> Provided text
* * * * * * * * *
11 October 2022

Intervals go ISO-8601 #JoelKallmanDay

Another year, and it's time to write an entry for the #JoelKallmanDay.

My recent discovery in Oracle Database 21c, the innovation release, is how intervals can also be in ISO-8601 format.
The ISO-8601 format is an international standard for describing Date and Time formats in data exchanges.
There are two flavors of interval in the Oracle Database, "Day to Second" and "Year to Month" and there are specialized functions to convert strings in a certain format to an interval. The following example creates a "Day to Second" interval of 4 days, 3 hours, 25 minutes and 42 seconds:

SQL> select to_dsinterval ('4 3:25:42')
  2    from dual
  3* /

TO_DSINTERVAL('43:2
-------------------
+04 03:25:42.000000
Feeding this "Day to Second" interval into a JSON_SCALAR function will return the ISO-8601 standard for this interval:
SQL> select json_scalar (to_dsinterval ('4 3:25:42'))
* * * * * * * * *
> Dataset extract

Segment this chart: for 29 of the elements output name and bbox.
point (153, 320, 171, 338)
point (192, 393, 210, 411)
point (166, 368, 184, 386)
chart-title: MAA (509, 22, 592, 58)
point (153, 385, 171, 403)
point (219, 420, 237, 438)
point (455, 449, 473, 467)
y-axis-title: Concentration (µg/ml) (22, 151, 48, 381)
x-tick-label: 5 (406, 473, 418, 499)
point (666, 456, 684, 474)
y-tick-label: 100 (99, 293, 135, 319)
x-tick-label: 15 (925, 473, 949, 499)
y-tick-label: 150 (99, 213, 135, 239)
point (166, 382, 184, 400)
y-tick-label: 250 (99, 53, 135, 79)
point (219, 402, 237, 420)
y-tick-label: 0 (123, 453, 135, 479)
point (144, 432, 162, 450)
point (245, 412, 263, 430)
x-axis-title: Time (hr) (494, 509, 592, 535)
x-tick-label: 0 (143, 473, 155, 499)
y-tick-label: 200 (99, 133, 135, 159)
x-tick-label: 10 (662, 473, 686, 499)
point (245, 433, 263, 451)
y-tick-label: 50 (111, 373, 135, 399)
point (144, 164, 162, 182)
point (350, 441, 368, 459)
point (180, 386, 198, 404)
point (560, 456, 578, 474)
* * * * * * * * *
> Tasks for this exercise
1. According to the post on Oracle intervals, what are the two flavors of interval in the Oracle Database?
2. Continue the post on Oracle intervals from its final line.

> Answers below
1. "Day to Second" and "Year to Month".

2.
  2    from dual
  3* /

JSON_SCALAR(TO_DSINTERVAL('43:25:42'))                                   
-------------------------------------------------------------------------
"P4DT3H25M42S" 
The reverse is also true, it is possible to feed an ISO-8601 interval into the TO_DSINTERVAL function and get an Oracle interval returned:
SQL> select to_dsinterval ('P7DT4H12M53S')
  2    from dual
  3* /

TO_DSINTERVAL('P7DT
-------------------
+07 04:12:53.000000
This works the same for "Year to Day" intervals.